*Material to process*
═══
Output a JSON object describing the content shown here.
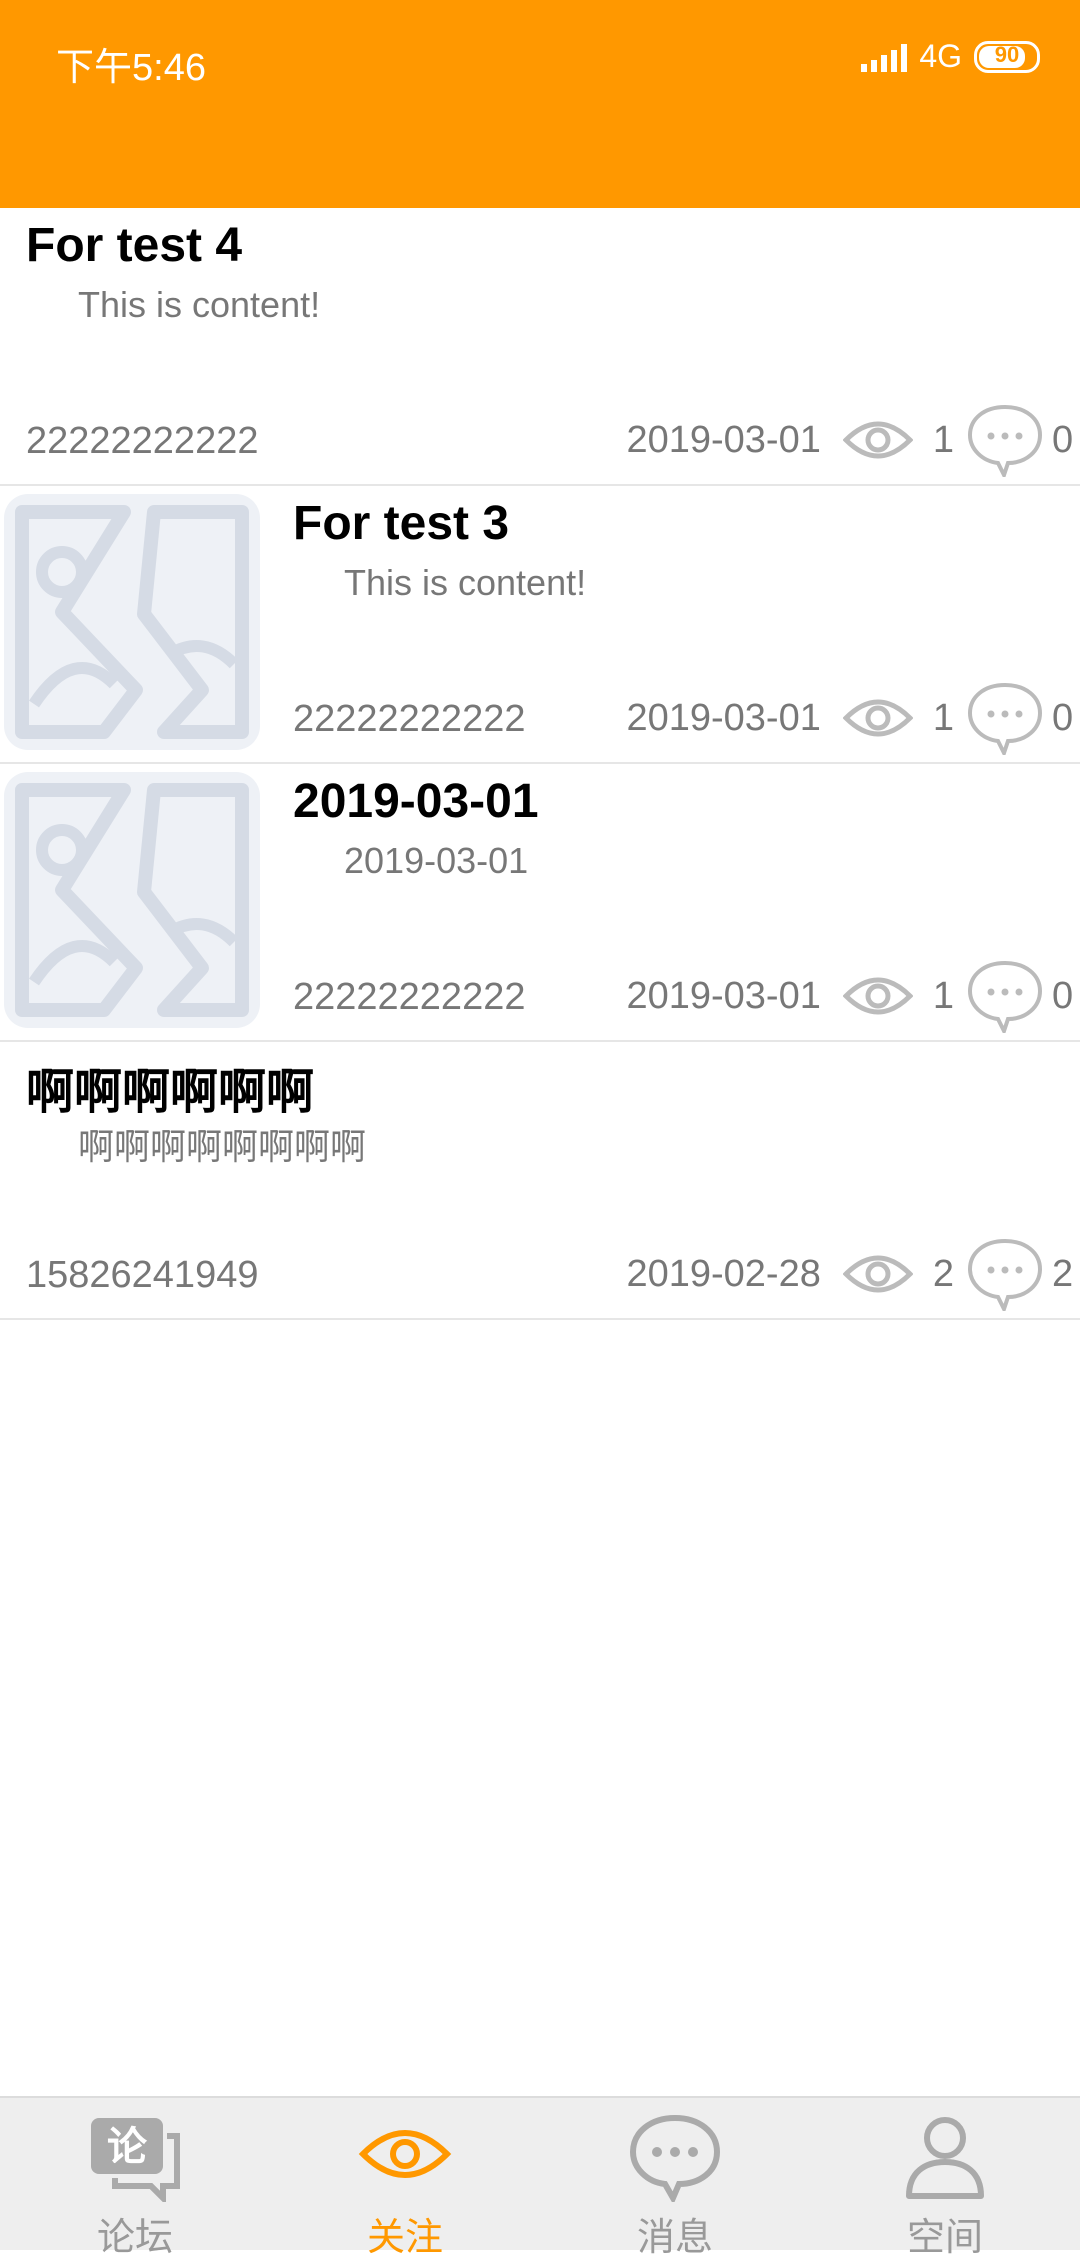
{
  "status": {
    "time": "下午5:46",
    "network": "4G",
    "battery": "90"
  },
  "posts": [
    {
      "title": "For test 4",
      "content": "This is content!",
      "author": "22222222222",
      "date": "2019-03-01",
      "views": "1",
      "comments": "0",
      "has_image": false
    },
    {
      "title": "For test 3",
      "content": "This is content!",
      "author": "22222222222",
      "date": "2019-03-01",
      "views": "1",
      "comments": "0",
      "has_image": true
    },
    {
      "title": "2019-03-01",
      "content": "2019-03-01",
      "author": "22222222222",
      "date": "2019-03-01",
      "views": "1",
      "comments": "0",
      "has_image": true
    },
    {
      "title": "啊啊啊啊啊啊",
      "content": "啊啊啊啊啊啊啊啊",
      "author": "15826241949",
      "date": "2019-02-28",
      "views": "2",
      "comments": "2",
      "has_image": false
    }
  ],
  "tabs": [
    {
      "label": "论坛",
      "icon": "forum-icon"
    },
    {
      "label": "关注",
      "icon": "eye-icon"
    },
    {
      "label": "消息",
      "icon": "message-icon"
    },
    {
      "label": "空间",
      "icon": "person-icon"
    }
  ],
  "colors": {
    "accent": "#FF9800",
    "tab_inactive": "#999999",
    "tab_bar": "#EEEEEE"
  }
}
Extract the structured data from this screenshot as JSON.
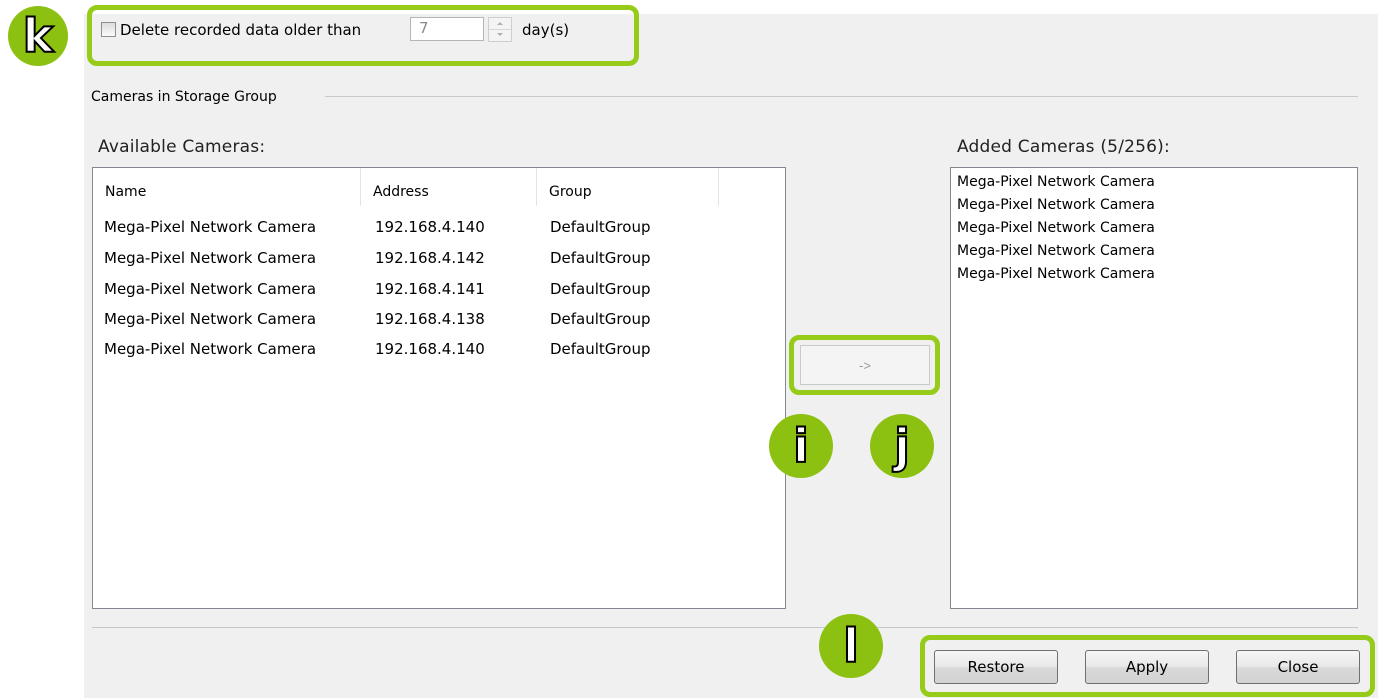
{
  "retention": {
    "checkbox_label": "Delete recorded data older than",
    "days_value": "7",
    "days_unit": "day(s)",
    "checked": false
  },
  "group": {
    "title": "Cameras in Storage Group"
  },
  "available": {
    "label": "Available Cameras:",
    "columns": [
      "Name",
      "Address",
      "Group"
    ],
    "rows": [
      {
        "name": "Mega-Pixel Network Camera",
        "address": "192.168.4.140",
        "group": "DefaultGroup"
      },
      {
        "name": "Mega-Pixel Network Camera",
        "address": "192.168.4.142",
        "group": "DefaultGroup"
      },
      {
        "name": "Mega-Pixel Network Camera",
        "address": "192.168.4.141",
        "group": "DefaultGroup"
      },
      {
        "name": "Mega-Pixel Network Camera",
        "address": "192.168.4.138",
        "group": "DefaultGroup"
      },
      {
        "name": "Mega-Pixel Network Camera",
        "address": "192.168.4.140",
        "group": "DefaultGroup"
      }
    ]
  },
  "added": {
    "label": "Added Cameras (5/256):",
    "items": [
      "Mega-Pixel Network Camera",
      "Mega-Pixel Network Camera",
      "Mega-Pixel Network Camera",
      "Mega-Pixel Network Camera",
      "Mega-Pixel Network Camera"
    ]
  },
  "move_button": {
    "label": "->"
  },
  "buttons": {
    "restore": "Restore",
    "apply": "Apply",
    "close": "Close"
  },
  "annotations": {
    "k": "k",
    "i": "i",
    "j": "j",
    "l": "l"
  },
  "colors": {
    "annotation_green": "#8cc011",
    "panel_bg": "#f0f0f0"
  }
}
═══
*Task statement*
Repeat the material above word for word and skip every image in it.

*Solution for this task*
Output a JSON object describing the content shown here.
{
  "status": {
    "time": "下午5:46",
    "network": "4G",
    "battery": "90"
  },
  "posts": [
    {
      "title": "For test 4",
      "content": "This is content!",
      "author": "22222222222",
      "date": "2019-03-01",
      "views": "1",
      "comments": "0",
      "has_image": false
    },
    {
      "title": "For test 3",
      "content": "This is content!",
      "author": "22222222222",
      "date": "2019-03-01",
      "views": "1",
      "comments": "0",
      "has_image": true
    },
    {
      "title": "2019-03-01",
      "content": "2019-03-01",
      "author": "22222222222",
      "date": "2019-03-01",
      "views": "1",
      "comments": "0",
      "has_image": true
    },
    {
      "title": "啊啊啊啊啊啊",
      "content": "啊啊啊啊啊啊啊啊",
      "author": "15826241949",
      "date": "2019-02-28",
      "views": "2",
      "comments": "2",
      "has_image": false
    }
  ],
  "tabs": [
    {
      "label": "论坛",
      "icon": "forum-icon"
    },
    {
      "label": "关注",
      "icon": "eye-icon"
    },
    {
      "label": "消息",
      "icon": "message-icon"
    },
    {
      "label": "空间",
      "icon": "person-icon"
    }
  ],
  "colors": {
    "accent": "#FF9800",
    "tab_inactive": "#999999",
    "tab_bar": "#EEEEEE"
  }
}
Extract the structured data from this screenshot as JSON.
{
  "retention": {
    "checkbox_label": "Delete recorded data older than",
    "days_value": "7",
    "days_unit": "day(s)",
    "checked": false
  },
  "group": {
    "title": "Cameras in Storage Group"
  },
  "available": {
    "label": "Available Cameras:",
    "columns": [
      "Name",
      "Address",
      "Group"
    ],
    "rows": [
      {
        "name": "Mega-Pixel Network Camera",
        "address": "192.168.4.140",
        "group": "DefaultGroup"
      },
      {
        "name": "Mega-Pixel Network Camera",
        "address": "192.168.4.142",
        "group": "DefaultGroup"
      },
      {
        "name": "Mega-Pixel Network Camera",
        "address": "192.168.4.141",
        "group": "DefaultGroup"
      },
      {
        "name": "Mega-Pixel Network Camera",
        "address": "192.168.4.138",
        "group": "DefaultGroup"
      },
      {
        "name": "Mega-Pixel Network Camera",
        "address": "192.168.4.140",
        "group": "DefaultGroup"
      }
    ]
  },
  "added": {
    "label": "Added Cameras (5/256):",
    "items": [
      "Mega-Pixel Network Camera",
      "Mega-Pixel Network Camera",
      "Mega-Pixel Network Camera",
      "Mega-Pixel Network Camera",
      "Mega-Pixel Network Camera"
    ]
  },
  "move_button": {
    "label": "->"
  },
  "buttons": {
    "restore": "Restore",
    "apply": "Apply",
    "close": "Close"
  },
  "annotations": {
    "k": "k",
    "i": "i",
    "j": "j",
    "l": "l"
  },
  "colors": {
    "annotation_green": "#8cc011",
    "panel_bg": "#f0f0f0"
  }
}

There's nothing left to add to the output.